* **Direction**: From the entries below, copy every line that holds the word "this".

* **Provided entries**:

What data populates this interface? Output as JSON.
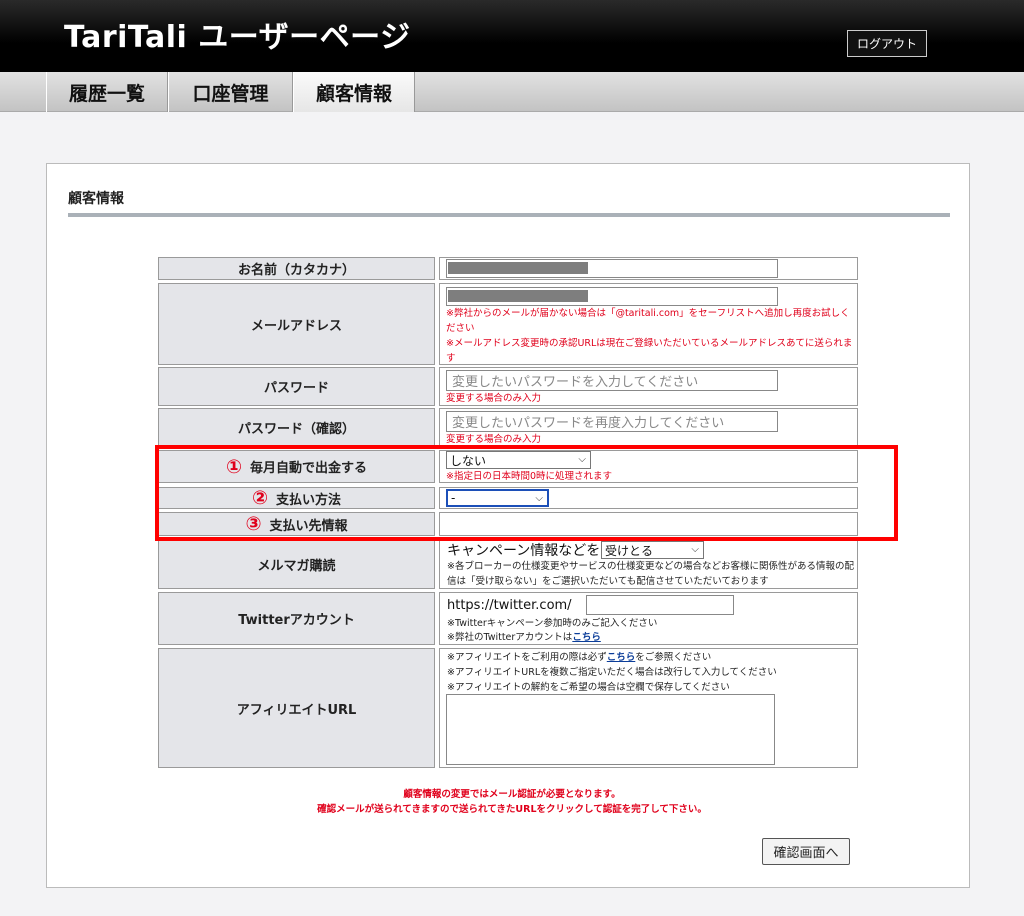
{
  "header": {
    "title": "TariTali ユーザーページ",
    "logout_label": "ログアウト"
  },
  "nav": {
    "tabs": [
      {
        "label": "履歴一覧"
      },
      {
        "label": "口座管理"
      },
      {
        "label": "顧客情報"
      }
    ]
  },
  "panel": {
    "title": "顧客情報"
  },
  "form": {
    "name_label": "お名前（カタカナ）",
    "email_label": "メールアドレス",
    "email_note1": "※弊社からのメールが届かない場合は「@taritali.com」をセーフリストへ追加し再度お試しください",
    "email_note2": "※メールアドレス変更時の承認URLは現在ご登録いただいているメールアドレスあてに送られます",
    "password_label": "パスワード",
    "password_placeholder": "変更したいパスワードを入力してください",
    "password_note": "変更する場合のみ入力",
    "password_confirm_label": "パスワード（確認）",
    "password_confirm_placeholder": "変更したいパスワードを再度入力してください",
    "password_confirm_note": "変更する場合のみ入力",
    "auto_withdraw_number": "①",
    "auto_withdraw_label": "毎月自動で出金する",
    "auto_withdraw_value": "しない",
    "auto_withdraw_note": "※指定日の日本時間0時に処理されます",
    "payment_method_number": "②",
    "payment_method_label": "支払い方法",
    "payment_method_value": "-",
    "payee_number": "③",
    "payee_label": "支払い先情報",
    "newsletter_label": "メルマガ購読",
    "newsletter_prefix": "キャンペーン情報などを",
    "newsletter_value": "受けとる",
    "newsletter_note": "※各ブローカーの仕様変更やサービスの仕様変更などの場合などお客様に関係性がある情報の配信は「受け取らない」をご選択いただいても配信させていただいております",
    "twitter_label": "Twitterアカウント",
    "twitter_prefix": "https://twitter.com/",
    "twitter_note1": "※Twitterキャンペーン参加時のみご記入ください",
    "twitter_note2_prefix": "※弊社のTwitterアカウントは",
    "twitter_note2_link": "こちら",
    "affiliate_label": "アフィリエイトURL",
    "affiliate_note1_prefix": "※アフィリエイトをご利用の際は必ず",
    "affiliate_note1_link": "こちら",
    "affiliate_note1_suffix": "をご参照ください",
    "affiliate_note2": "※アフィリエイトURLを複数ご指定いただく場合は改行して入力してください",
    "affiliate_note3": "※アフィリエイトの解約をご希望の場合は空欄で保存してください"
  },
  "footer": {
    "note1": "顧客情報の変更ではメール認証が必要となります。",
    "note2": "確認メールが送られてきますので送られてきたURLをクリックして認証を完了して下さい。",
    "confirm_label": "確認画面へ"
  }
}
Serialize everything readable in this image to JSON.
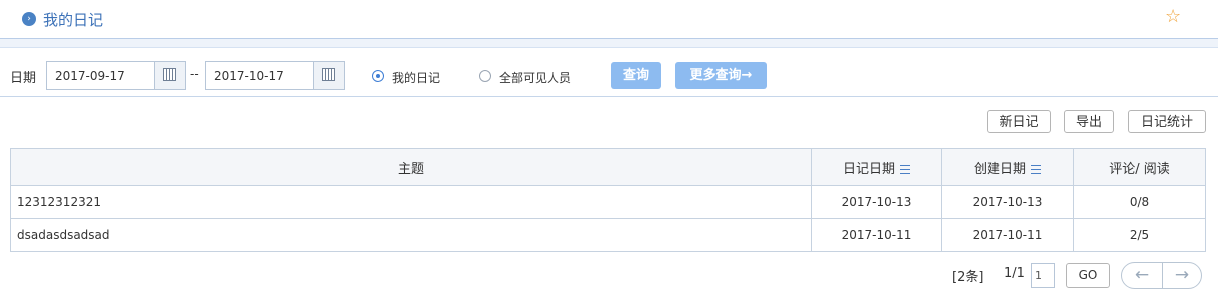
{
  "header": {
    "title": "我的日记",
    "star_icon": "star-icon"
  },
  "filter": {
    "date_label": "日期",
    "start_date": "2017-09-17",
    "separator": "--",
    "end_date": "2017-10-17",
    "radio_mine": "我的日记",
    "radio_all": "全部可见人员",
    "selected": "我的日记",
    "query_label": "查询",
    "more_query_label": "更多查询→"
  },
  "toolbar": {
    "new_label": "新日记",
    "export_label": "导出",
    "stats_label": "日记统计"
  },
  "table": {
    "columns": [
      "主题",
      "日记日期",
      "创建日期",
      "评论/ 阅读"
    ],
    "rows": [
      {
        "subject": "12312312321",
        "diary_date": "2017-10-13",
        "created_date": "2017-10-13",
        "comments_reads": "0/8"
      },
      {
        "subject": "dsadasdsadsad",
        "diary_date": "2017-10-11",
        "created_date": "2017-10-11",
        "comments_reads": "2/5"
      }
    ]
  },
  "pager": {
    "count": "[2条]",
    "pages": "1/1",
    "page_input": "1",
    "go_label": "GO",
    "prev": "←",
    "next": "→"
  },
  "colors": {
    "accent": "#3d72b8",
    "button": "#8dbbf0",
    "star": "#f0a33a"
  }
}
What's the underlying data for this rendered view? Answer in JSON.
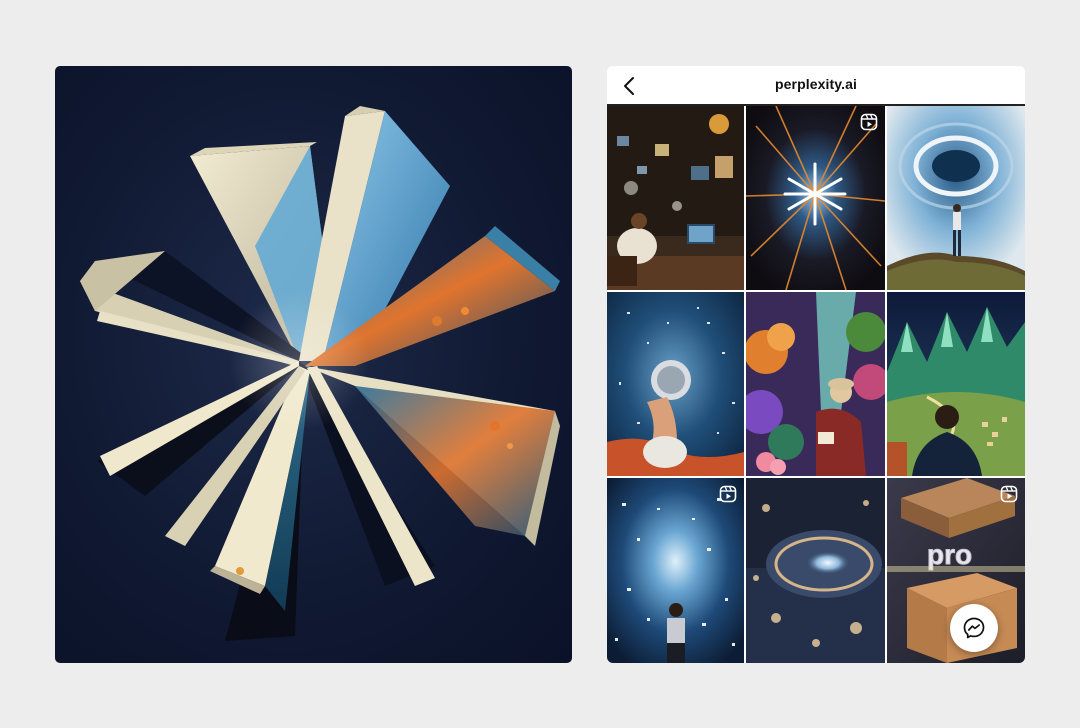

* **Written response**:
What data populates this interface? Output as JSON.
Serialize everything readable in this image to JSON.
What's the underlying data for this rendered view? Answer in JSON.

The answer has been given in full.